YOUR TASK
Render every line of the material below as a numbered list, dropping blank lines and leaving out the pictures.

DATA RECORDS
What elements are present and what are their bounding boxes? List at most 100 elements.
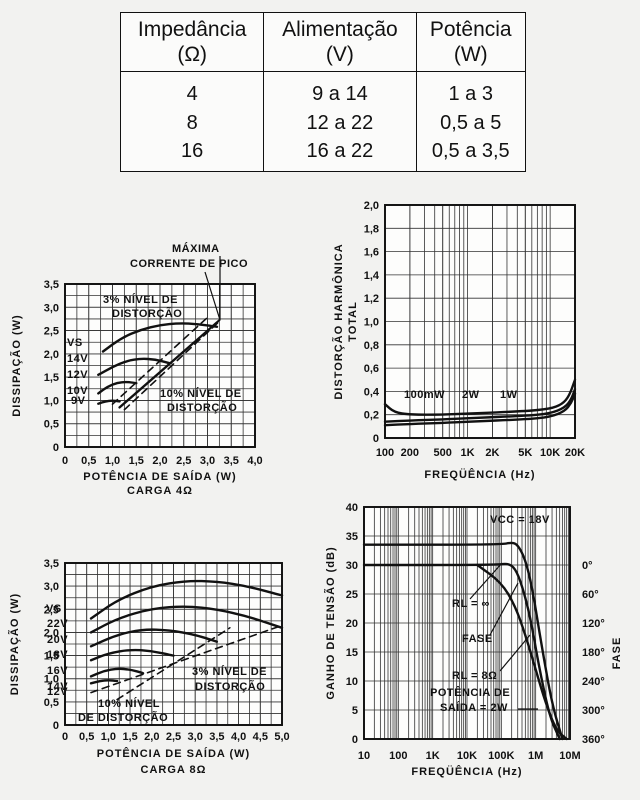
y-tick-label: 2,5	[44, 326, 59, 338]
table-cell: 1 a 3	[415, 71, 526, 109]
annotation-label: 22V	[47, 618, 68, 630]
header-impedance: Impedância (Ω)	[119, 12, 265, 72]
right-tick-label: 240°	[582, 676, 605, 688]
annotation-label: CORRENTE DE PICO	[130, 258, 248, 270]
series-line-9v	[97, 399, 121, 405]
spec-table: Impedância (Ω) Alimentação (V) Potência (W)…	[119, 12, 526, 173]
x-tick-label: 20K	[565, 447, 585, 459]
series-line-18v	[89, 628, 219, 648]
table-row: 16 16 a 22 0,5 a 3,5	[119, 136, 526, 173]
table-cell: 9 a 14	[263, 71, 417, 109]
y-tick-label: 1,0	[44, 674, 59, 686]
x-tick-label: 1,5	[122, 731, 137, 743]
series-line-10-n-vel-de-distor-o	[116, 627, 231, 701]
annotation-label: 16V	[47, 665, 68, 677]
series-line-12v	[89, 679, 119, 685]
x-tick-label: 0	[62, 731, 68, 743]
table-row: 4 9 a 14 1 a 3	[119, 71, 526, 109]
leader-line	[499, 634, 531, 672]
table-cell: 16	[119, 136, 265, 173]
x-tick-label: 500	[434, 447, 452, 459]
dissipation-4ohm-chart: 0 0,5 1,0 1,5 2,0 2,5 3,0 3,5 4,0 0 0,5 1,0 1,5 2,0 2,…	[10, 242, 263, 497]
header-power-name: Potência	[429, 18, 512, 41]
x-tick-label: 4,0	[247, 455, 262, 467]
x-tick-label: 10K	[457, 750, 477, 762]
annotation-label: 12V	[47, 686, 68, 698]
x-tick-label: 3,5	[209, 731, 224, 743]
series-line-100mw	[383, 378, 577, 416]
series-line-rl-	[362, 541, 564, 741]
y-tick-label: 0	[53, 442, 59, 454]
y-tick-label: 10	[346, 676, 358, 688]
y-tick-label: 40	[346, 502, 358, 514]
annotation-label: RL = ∞	[452, 598, 490, 610]
annotation-label: DISTORÇÃO	[167, 401, 237, 414]
y-tick-label: 1,4	[364, 270, 380, 282]
y-tick-label: 0,5	[44, 419, 59, 431]
annotation-label: 10% NÍVEL	[98, 697, 160, 710]
annotation-label: SAÍDA = 2W	[440, 701, 508, 714]
x-tick-label: 0	[62, 455, 68, 467]
x-tick-label: 1,0	[105, 455, 120, 467]
y-tick-label: 30	[346, 560, 358, 572]
chart-subtitle: CARGA 8Ω	[141, 764, 207, 776]
y-tick-label: 25	[346, 589, 358, 601]
y-tick-label: 15	[346, 647, 358, 659]
series-line-fase	[476, 563, 568, 741]
x-tick-label: 1,5	[129, 455, 144, 467]
x-tick-label: 100	[376, 447, 394, 459]
y-tick-label: 0,4	[364, 386, 380, 398]
y-tick-label: 3,0	[44, 302, 59, 314]
y-tick-label: 0,2	[364, 410, 379, 422]
voltage-gain-chart: 10 100 1K 10K 100K 1M 10M 0 5 10 15 20 25 30 35 40 0° 60°…	[324, 502, 623, 778]
y-tick-label: 2,0	[44, 627, 59, 639]
header-supply: Alimentação (V)	[263, 12, 417, 72]
annotation-label: MÁXIMA	[172, 242, 220, 255]
x-axis-title: POTÊNCIA DE SAÍDA (W)	[83, 470, 236, 483]
x-tick-label: 0,5	[79, 731, 94, 743]
y-tick-label: 2,0	[44, 349, 59, 361]
y-axis-title: DISTORÇÃO HARMÔNICA TOTAL	[332, 243, 359, 399]
plot-border	[363, 506, 571, 740]
right-tick-label: 180°	[582, 647, 605, 659]
y-tick-label: 1,6	[364, 247, 379, 259]
y-axis-title-line: DISTORÇÃO HARMÔNICA	[332, 243, 345, 399]
y-tick-label: 20	[346, 618, 358, 630]
annotation-label: 14V	[47, 681, 68, 693]
annotation-label: POTÊNCIA DE	[430, 686, 510, 699]
plot-border	[384, 204, 576, 439]
table-cell: 8	[119, 108, 265, 137]
series-line-1w	[383, 387, 577, 423]
x-axis-title: POTÊNCIA DE SAÍDA (W)	[97, 747, 250, 760]
y-axis-title: DISSIPAÇÃO (W)	[8, 593, 21, 695]
series-line-12v	[97, 357, 171, 376]
right-tick-label: 0°	[582, 560, 593, 572]
y-tick-label: 3,5	[44, 558, 59, 570]
table-cell: 12 a 22	[263, 108, 417, 137]
y-tick-label: 1,5	[44, 651, 59, 663]
plot-border	[64, 283, 256, 448]
header-power-unit: (W)	[453, 43, 488, 66]
annotation-label: RL = 8Ω	[452, 670, 497, 682]
series-line-10v	[97, 380, 138, 395]
x-tick-label: 1K	[426, 750, 440, 762]
x-axis-title: FREQÜÊNCIA (Hz)	[411, 765, 522, 778]
y-tick-label: 0,6	[364, 363, 379, 375]
y-tick-label: 1,0	[44, 395, 59, 407]
annotation-label: 20V	[47, 634, 68, 646]
x-tick-label: 100K	[488, 750, 514, 762]
table-row: 8 12 a 22 0,5 a 5	[119, 108, 526, 137]
leader-line	[204, 271, 221, 321]
y-tick-label: 1,8	[364, 223, 379, 235]
annotation-label: 10V	[67, 385, 88, 397]
annotation-label: 18V	[47, 649, 68, 661]
series-line-16v	[89, 648, 175, 662]
series-line-20v	[89, 605, 284, 634]
series-line-14v	[101, 322, 219, 353]
annotation-label: DISTORÇÃO	[112, 307, 182, 320]
y-axis-title: GANHO DE TENSÃO (dB)	[324, 546, 337, 699]
leader-line	[489, 582, 519, 636]
x-tick-label: 4,0	[231, 731, 246, 743]
table-cell: 4	[119, 71, 265, 109]
right-tick-label: 120°	[582, 618, 605, 630]
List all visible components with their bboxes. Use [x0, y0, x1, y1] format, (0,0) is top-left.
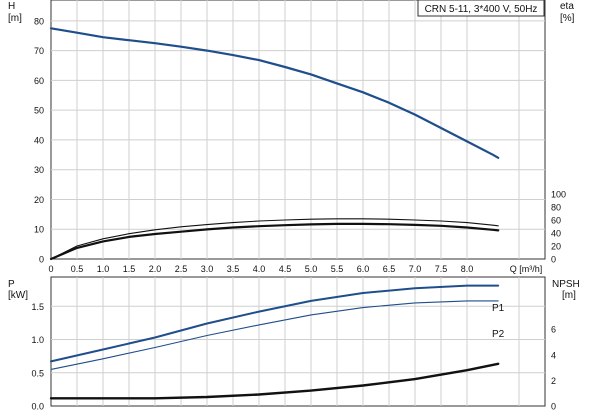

FULL OUTPUT
1. What elements are present and what are their bounding boxes? List at most 100 elements.
2. y-tick-label: 2,5	[44, 326, 59, 338]
3. table-cell: 1 a 3	[415, 71, 526, 109]
4. annotation-label: 22V	[47, 618, 68, 630]
5. header-impedance: Impedância (Ω)	[119, 12, 265, 72]
6. right-tick-label: 240°	[582, 676, 605, 688]
7. annotation-label: CORRENTE DE PICO	[130, 258, 248, 270]
8. series-line-9v	[97, 399, 121, 405]
9. spec-table: Impedância (Ω) Alimentação (V) Potência (W)…	[119, 12, 526, 173]
10. x-tick-label: 20K	[565, 447, 585, 459]
11. series-line-18v	[89, 628, 219, 648]
12. table-row: 16 16 a 22 0,5 a 3,5	[119, 136, 526, 173]
13. table-cell: 9 a 14	[263, 71, 417, 109]
14. y-tick-label: 1,0	[44, 674, 59, 686]
15. x-tick-label: 1,5	[122, 731, 137, 743]
16. series-line-10-n-vel-de-distor-o	[116, 627, 231, 701]
17. annotation-label: 16V	[47, 665, 68, 677]
18. series-line-12v	[89, 679, 119, 685]
19. x-tick-label: 0	[62, 731, 68, 743]
20. table-row: 4 9 a 14 1 a 3	[119, 71, 526, 109]
21. leader-line	[499, 634, 531, 672]
22. table-cell: 16	[119, 136, 265, 173]
23. x-tick-label: 500	[434, 447, 452, 459]
24. dissipation-4ohm-chart: 0 0,5 1,0 1,5 2,0 2,5 3,0 3,5 4,0 0 0,5 1,0 1,5 2,0 2,…	[10, 242, 263, 497]
25. header-power-name: Potência	[429, 18, 512, 41]
26. x-tick-label: 4,0	[247, 455, 262, 467]
27. x-tick-label: 10K	[457, 750, 477, 762]
28. annotation-label: 12V	[47, 686, 68, 698]
29. x-tick-label: 3,5	[209, 731, 224, 743]
30. series-line-100mw	[383, 378, 577, 416]
31. series-line-rl-	[362, 541, 564, 741]
32. y-tick-label: 0	[53, 442, 59, 454]
33. y-tick-label: 10	[346, 676, 358, 688]
34. y-tick-label: 40	[346, 502, 358, 514]
35. annotation-label: RL = ∞	[452, 598, 490, 610]
36. annotation-label: DISTORÇÃO	[167, 401, 237, 414]
37. y-tick-label: 1,4	[364, 270, 380, 282]
38. y-tick-label: 0,5	[44, 419, 59, 431]
39. annotation-label: 10% NÍVEL	[98, 697, 160, 710]
40. annotation-label: SAÍDA = 2W	[440, 701, 508, 714]
41. x-tick-label: 0	[62, 455, 68, 467]
42. x-tick-label: 1,0	[105, 455, 120, 467]
43. y-tick-label: 30	[346, 560, 358, 572]
44. chart-subtitle: CARGA 8Ω	[141, 764, 207, 776]
45. y-tick-label: 25	[346, 589, 358, 601]
46. y-tick-label: 15	[346, 647, 358, 659]
47. series-line-fase	[476, 563, 568, 741]
48. x-tick-label: 1,5	[129, 455, 144, 467]
49. x-tick-label: 100	[376, 447, 394, 459]
50. y-tick-label: 0,4	[364, 386, 380, 398]
51. y-tick-label: 3,0	[44, 302, 59, 314]
52. y-tick-label: 0,2	[364, 410, 379, 422]
53. voltage-gain-chart: 10 100 1K 10K 100K 1M 10M 0 5 10 15 20 25 30 35 40 0° 60°…	[324, 502, 623, 778]
54. y-tick-label: 2,0	[44, 627, 59, 639]
55. header-supply: Alimentação (V)	[263, 12, 417, 72]
56. annotation-label: MÁXIMA	[172, 242, 220, 255]
57. x-axis-title: POTÊNCIA DE SAÍDA (W)	[83, 470, 236, 483]
58. x-tick-label: 0,5	[79, 731, 94, 743]
59. y-tick-label: 2,0	[44, 349, 59, 361]
60. y-axis-title: DISTORÇÃO HARMÔNICA TOTAL	[332, 243, 359, 399]
61. plot-border	[363, 506, 571, 740]
62. right-tick-label: 180°	[582, 647, 605, 659]
63. y-tick-label: 1,6	[364, 247, 379, 259]
64. y-axis-title-line: DISTORÇÃO HARMÔNICA	[332, 243, 345, 399]
65. y-tick-label: 20	[346, 618, 358, 630]
66. annotation-label: 14V	[47, 681, 68, 693]
67. annotation-label: POTÊNCIA DE	[430, 686, 510, 699]
68. plot-border	[384, 204, 576, 439]
69. table-cell: 8	[119, 108, 265, 137]
70. series-line-1w	[383, 387, 577, 423]
71. x-axis-title: POTÊNCIA DE SAÍDA (W)	[97, 747, 250, 760]
72. y-axis-title: DISSIPAÇÃO (W)	[8, 593, 21, 695]
73. series-line-12v	[97, 357, 171, 376]
74. right-tick-label: 0°	[582, 560, 593, 572]
75. y-tick-label: 3,5	[44, 558, 59, 570]
76. table-cell: 12 a 22	[263, 108, 417, 137]
77. y-tick-label: 1,5	[44, 651, 59, 663]
78. plot-border	[64, 283, 256, 448]
79. header-power-unit: (W)	[453, 43, 488, 66]
80. annotation-label: RL = 8Ω	[452, 670, 497, 682]
81. series-line-10v	[97, 380, 138, 395]
82. x-tick-label: 1K	[426, 750, 440, 762]
83. x-axis-title: FREQÜÊNCIA (Hz)	[411, 765, 522, 778]
84. y-tick-label: 0,6	[364, 363, 379, 375]
85. y-tick-label: 1,0	[44, 395, 59, 407]
86. annotation-label: 20V	[47, 634, 68, 646]
87. x-tick-label: 100K	[488, 750, 514, 762]
88. table-row: 8 12 a 22 0,5 a 5	[119, 108, 526, 137]
89. leader-line	[204, 271, 221, 321]
90. y-tick-label: 1,8	[364, 223, 379, 235]
91. annotation-label: 10V	[67, 385, 88, 397]
92. annotation-label: 18V	[47, 649, 68, 661]
93. series-line-16v	[89, 648, 175, 662]
94. series-line-20v	[89, 605, 284, 634]
95. series-line-14v	[101, 322, 219, 353]
96. annotation-label: DISTORÇÃO	[112, 307, 182, 320]
97. y-axis-title: GANHO DE TENSÃO (dB)	[324, 546, 337, 699]
98. leader-line	[489, 582, 519, 636]
99. x-tick-label: 4,0	[231, 731, 246, 743]
100. table-cell: 4	[119, 71, 265, 109]
101. right-tick-label: 120°	[582, 618, 605, 630]
102. List all visible components with their bboxes. Use [x0, y0, x1, y1] format, (0,0) is top-left.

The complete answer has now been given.